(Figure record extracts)
━━━━━━

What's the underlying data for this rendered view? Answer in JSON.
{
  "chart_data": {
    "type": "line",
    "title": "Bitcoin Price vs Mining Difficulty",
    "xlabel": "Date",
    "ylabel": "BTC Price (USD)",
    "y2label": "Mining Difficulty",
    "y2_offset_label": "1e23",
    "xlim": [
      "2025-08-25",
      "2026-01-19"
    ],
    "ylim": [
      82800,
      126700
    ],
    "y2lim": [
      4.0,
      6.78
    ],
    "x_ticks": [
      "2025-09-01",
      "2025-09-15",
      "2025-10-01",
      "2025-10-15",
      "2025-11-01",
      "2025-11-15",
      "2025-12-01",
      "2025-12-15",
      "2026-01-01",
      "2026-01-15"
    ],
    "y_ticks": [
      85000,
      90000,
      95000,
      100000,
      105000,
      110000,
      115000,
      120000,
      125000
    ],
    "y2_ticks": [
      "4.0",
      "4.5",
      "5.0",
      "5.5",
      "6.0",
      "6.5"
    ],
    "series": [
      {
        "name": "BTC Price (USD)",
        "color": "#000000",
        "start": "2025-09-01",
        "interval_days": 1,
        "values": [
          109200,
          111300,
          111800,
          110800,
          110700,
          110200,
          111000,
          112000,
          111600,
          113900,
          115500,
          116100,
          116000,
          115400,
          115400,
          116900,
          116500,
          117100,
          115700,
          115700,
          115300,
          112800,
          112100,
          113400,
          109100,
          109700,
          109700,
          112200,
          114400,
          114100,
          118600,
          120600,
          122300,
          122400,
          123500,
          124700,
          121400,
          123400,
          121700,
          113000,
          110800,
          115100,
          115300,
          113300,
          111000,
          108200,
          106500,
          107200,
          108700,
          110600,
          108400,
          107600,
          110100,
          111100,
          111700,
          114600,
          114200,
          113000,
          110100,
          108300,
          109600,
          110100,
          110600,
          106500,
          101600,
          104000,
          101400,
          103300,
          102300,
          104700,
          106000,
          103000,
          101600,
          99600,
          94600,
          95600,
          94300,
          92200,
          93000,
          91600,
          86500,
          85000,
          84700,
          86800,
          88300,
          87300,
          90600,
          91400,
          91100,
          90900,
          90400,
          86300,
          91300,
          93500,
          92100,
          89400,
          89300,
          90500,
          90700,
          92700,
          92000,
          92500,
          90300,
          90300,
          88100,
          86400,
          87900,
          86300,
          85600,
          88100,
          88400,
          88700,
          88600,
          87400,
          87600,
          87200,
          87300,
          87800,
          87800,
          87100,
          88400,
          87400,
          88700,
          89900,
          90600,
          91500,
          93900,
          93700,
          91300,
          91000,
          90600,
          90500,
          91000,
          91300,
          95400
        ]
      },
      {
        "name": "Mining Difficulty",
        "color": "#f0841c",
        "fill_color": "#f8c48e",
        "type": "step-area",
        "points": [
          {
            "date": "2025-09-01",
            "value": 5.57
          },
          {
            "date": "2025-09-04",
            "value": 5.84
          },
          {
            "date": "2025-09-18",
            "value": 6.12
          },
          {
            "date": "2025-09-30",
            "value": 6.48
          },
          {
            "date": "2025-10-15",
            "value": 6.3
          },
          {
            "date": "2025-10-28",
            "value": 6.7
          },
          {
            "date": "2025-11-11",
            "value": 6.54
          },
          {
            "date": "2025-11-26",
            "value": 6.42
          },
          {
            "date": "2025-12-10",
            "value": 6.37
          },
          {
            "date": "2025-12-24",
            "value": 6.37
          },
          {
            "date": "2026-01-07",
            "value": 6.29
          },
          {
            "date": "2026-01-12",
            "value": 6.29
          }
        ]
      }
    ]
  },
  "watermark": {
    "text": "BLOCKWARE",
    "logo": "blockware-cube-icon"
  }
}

━━━━━━

■ **Set problem**: Gather and return every line that holds the string "name".

■ **Exercise response**:
        "name": "BTC Price (USD)",
        "name": "Mining Difficulty",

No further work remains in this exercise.